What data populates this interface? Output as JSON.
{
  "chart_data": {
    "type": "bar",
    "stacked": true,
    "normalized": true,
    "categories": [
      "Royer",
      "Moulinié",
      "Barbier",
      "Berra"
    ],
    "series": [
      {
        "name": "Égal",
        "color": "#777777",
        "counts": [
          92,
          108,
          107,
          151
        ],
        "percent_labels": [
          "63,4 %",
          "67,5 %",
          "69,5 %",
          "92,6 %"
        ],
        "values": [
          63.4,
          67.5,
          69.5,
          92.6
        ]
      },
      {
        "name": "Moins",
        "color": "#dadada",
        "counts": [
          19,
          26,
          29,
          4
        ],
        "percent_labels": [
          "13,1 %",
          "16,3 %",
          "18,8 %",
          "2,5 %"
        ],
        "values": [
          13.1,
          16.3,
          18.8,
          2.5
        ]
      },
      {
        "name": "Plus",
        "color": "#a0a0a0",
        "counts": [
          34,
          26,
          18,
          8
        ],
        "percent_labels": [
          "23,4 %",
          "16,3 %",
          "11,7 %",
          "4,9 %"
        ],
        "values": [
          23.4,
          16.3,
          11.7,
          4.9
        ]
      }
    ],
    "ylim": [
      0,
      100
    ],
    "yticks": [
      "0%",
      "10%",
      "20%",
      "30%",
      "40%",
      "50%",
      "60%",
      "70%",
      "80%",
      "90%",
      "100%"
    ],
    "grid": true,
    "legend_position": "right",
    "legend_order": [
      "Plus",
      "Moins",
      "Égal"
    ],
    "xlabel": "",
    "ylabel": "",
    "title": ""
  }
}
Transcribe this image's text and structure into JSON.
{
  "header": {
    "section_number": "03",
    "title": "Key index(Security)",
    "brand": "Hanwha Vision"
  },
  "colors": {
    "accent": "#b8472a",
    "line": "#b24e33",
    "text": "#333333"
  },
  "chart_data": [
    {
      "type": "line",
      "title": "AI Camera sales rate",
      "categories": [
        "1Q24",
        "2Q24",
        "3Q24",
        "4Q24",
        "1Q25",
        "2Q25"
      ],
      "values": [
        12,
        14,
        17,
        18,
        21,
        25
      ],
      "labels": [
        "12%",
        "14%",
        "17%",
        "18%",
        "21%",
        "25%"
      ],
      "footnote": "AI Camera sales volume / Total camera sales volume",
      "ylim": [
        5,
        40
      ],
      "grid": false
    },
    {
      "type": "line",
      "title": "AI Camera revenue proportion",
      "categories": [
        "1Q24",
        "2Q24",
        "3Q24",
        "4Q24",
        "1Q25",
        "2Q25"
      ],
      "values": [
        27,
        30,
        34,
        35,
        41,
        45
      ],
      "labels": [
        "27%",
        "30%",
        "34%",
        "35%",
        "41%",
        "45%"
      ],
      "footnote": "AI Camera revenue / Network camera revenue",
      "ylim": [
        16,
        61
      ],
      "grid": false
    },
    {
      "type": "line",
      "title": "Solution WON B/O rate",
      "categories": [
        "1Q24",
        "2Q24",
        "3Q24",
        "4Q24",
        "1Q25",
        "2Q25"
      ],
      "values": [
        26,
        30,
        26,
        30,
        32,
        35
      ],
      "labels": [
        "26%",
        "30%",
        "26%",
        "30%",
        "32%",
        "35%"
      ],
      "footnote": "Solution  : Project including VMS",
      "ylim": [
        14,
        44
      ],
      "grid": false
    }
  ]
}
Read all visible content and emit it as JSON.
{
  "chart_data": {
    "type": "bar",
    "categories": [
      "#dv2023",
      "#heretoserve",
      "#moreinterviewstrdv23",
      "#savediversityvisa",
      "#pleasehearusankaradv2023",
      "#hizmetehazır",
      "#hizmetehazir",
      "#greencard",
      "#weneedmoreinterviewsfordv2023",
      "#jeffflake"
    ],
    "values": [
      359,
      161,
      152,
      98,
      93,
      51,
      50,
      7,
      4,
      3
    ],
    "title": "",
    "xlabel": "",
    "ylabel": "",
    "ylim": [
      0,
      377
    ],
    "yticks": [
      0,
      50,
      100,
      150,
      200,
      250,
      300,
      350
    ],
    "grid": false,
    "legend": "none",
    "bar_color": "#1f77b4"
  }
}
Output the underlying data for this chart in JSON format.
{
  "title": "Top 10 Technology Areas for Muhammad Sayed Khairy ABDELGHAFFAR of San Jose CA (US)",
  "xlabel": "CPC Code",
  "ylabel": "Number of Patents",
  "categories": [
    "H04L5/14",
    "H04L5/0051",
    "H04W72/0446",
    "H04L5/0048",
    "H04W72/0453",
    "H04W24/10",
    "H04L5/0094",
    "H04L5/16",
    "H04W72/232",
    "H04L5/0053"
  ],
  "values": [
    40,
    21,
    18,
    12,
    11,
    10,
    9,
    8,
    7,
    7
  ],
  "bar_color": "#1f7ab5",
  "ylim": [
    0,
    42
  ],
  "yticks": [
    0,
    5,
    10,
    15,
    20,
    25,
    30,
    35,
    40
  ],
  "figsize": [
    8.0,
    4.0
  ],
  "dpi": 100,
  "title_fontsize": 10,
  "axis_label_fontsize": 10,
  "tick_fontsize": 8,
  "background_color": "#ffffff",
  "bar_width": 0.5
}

───

- PROBLEM TO SOLVE
Write out all of the records above exactly as they appear.

- CORRECT RESULT
What data populates this interface? Output as JSON.
{
  "chart_data": {
    "type": "bar",
    "stacked": true,
    "normalized": true,
    "categories": [
      "Royer",
      "Moulinié",
      "Barbier",
      "Berra"
    ],
    "series": [
      {
        "name": "Égal",
        "color": "#777777",
        "counts": [
          92,
          108,
          107,
          151
        ],
        "percent_labels": [
          "63,4 %",
          "67,5 %",
          "69,5 %",
          "92,6 %"
        ],
        "values": [
          63.4,
          67.5,
          69.5,
          92.6
        ]
      },
      {
        "name": "Moins",
        "color": "#dadada",
        "counts": [
          19,
          26,
          29,
          4
        ],
        "percent_labels": [
          "13,1 %",
          "16,3 %",
          "18,8 %",
          "2,5 %"
        ],
        "values": [
          13.1,
          16.3,
          18.8,
          2.5
        ]
      },
      {
        "name": "Plus",
        "color": "#a0a0a0",
        "counts": [
          34,
          26,
          18,
          8
        ],
        "percent_labels": [
          "23,4 %",
          "16,3 %",
          "11,7 %",
          "4,9 %"
        ],
        "values": [
          23.4,
          16.3,
          11.7,
          4.9
        ]
      }
    ],
    "ylim": [
      0,
      100
    ],
    "yticks": [
      "0%",
      "10%",
      "20%",
      "30%",
      "40%",
      "50%",
      "60%",
      "70%",
      "80%",
      "90%",
      "100%"
    ],
    "grid": true,
    "legend_position": "right",
    "legend_order": [
      "Plus",
      "Moins",
      "Égal"
    ],
    "xlabel": "",
    "ylabel": "",
    "title": ""
  }
}
Transcribe this image's text and structure into JSON.
{
  "header": {
    "section_number": "03",
    "title": "Key index(Security)",
    "brand": "Hanwha Vision"
  },
  "colors": {
    "accent": "#b8472a",
    "line": "#b24e33",
    "text": "#333333"
  },
  "chart_data": [
    {
      "type": "line",
      "title": "AI Camera sales rate",
      "categories": [
        "1Q24",
        "2Q24",
        "3Q24",
        "4Q24",
        "1Q25",
        "2Q25"
      ],
      "values": [
        12,
        14,
        17,
        18,
        21,
        25
      ],
      "labels": [
        "12%",
        "14%",
        "17%",
        "18%",
        "21%",
        "25%"
      ],
      "footnote": "AI Camera sales volume / Total camera sales volume",
      "ylim": [
        5,
        40
      ],
      "grid": false
    },
    {
      "type": "line",
      "title": "AI Camera revenue proportion",
      "categories": [
        "1Q24",
        "2Q24",
        "3Q24",
        "4Q24",
        "1Q25",
        "2Q25"
      ],
      "values": [
        27,
        30,
        34,
        35,
        41,
        45
      ],
      "labels": [
        "27%",
        "30%",
        "34%",
        "35%",
        "41%",
        "45%"
      ],
      "footnote": "AI Camera revenue / Network camera revenue",
      "ylim": [
        16,
        61
      ],
      "grid": false
    },
    {
      "type": "line",
      "title": "Solution WON B/O rate",
      "categories": [
        "1Q24",
        "2Q24",
        "3Q24",
        "4Q24",
        "1Q25",
        "2Q25"
      ],
      "values": [
        26,
        30,
        26,
        30,
        32,
        35
      ],
      "labels": [
        "26%",
        "30%",
        "26%",
        "30%",
        "32%",
        "35%"
      ],
      "footnote": "Solution  : Project including VMS",
      "ylim": [
        14,
        44
      ],
      "grid": false
    }
  ]
}
Read all visible content and emit it as JSON.
{
  "chart_data": {
    "type": "bar",
    "categories": [
      "#dv2023",
      "#heretoserve",
      "#moreinterviewstrdv23",
      "#savediversityvisa",
      "#pleasehearusankaradv2023",
      "#hizmetehazır",
      "#hizmetehazir",
      "#greencard",
      "#weneedmoreinterviewsfordv2023",
      "#jeffflake"
    ],
    "values": [
      359,
      161,
      152,
      98,
      93,
      51,
      50,
      7,
      4,
      3
    ],
    "title": "",
    "xlabel": "",
    "ylabel": "",
    "ylim": [
      0,
      377
    ],
    "yticks": [
      0,
      50,
      100,
      150,
      200,
      250,
      300,
      350
    ],
    "grid": false,
    "legend": "none",
    "bar_color": "#1f77b4"
  }
}
Output the underlying data for this chart in JSON format.
{
  "title": "Top 10 Technology Areas for Muhammad Sayed Khairy ABDELGHAFFAR of San Jose CA (US)",
  "xlabel": "CPC Code",
  "ylabel": "Number of Patents",
  "categories": [
    "H04L5/14",
    "H04L5/0051",
    "H04W72/0446",
    "H04L5/0048",
    "H04W72/0453",
    "H04W24/10",
    "H04L5/0094",
    "H04L5/16",
    "H04W72/232",
    "H04L5/0053"
  ],
  "values": [
    40,
    21,
    18,
    12,
    11,
    10,
    9,
    8,
    7,
    7
  ],
  "bar_color": "#1f7ab5",
  "ylim": [
    0,
    42
  ],
  "yticks": [
    0,
    5,
    10,
    15,
    20,
    25,
    30,
    35,
    40
  ],
  "figsize": [
    8.0,
    4.0
  ],
  "dpi": 100,
  "title_fontsize": 10,
  "axis_label_fontsize": 10,
  "tick_fontsize": 8,
  "background_color": "#ffffff",
  "bar_width": 0.5
}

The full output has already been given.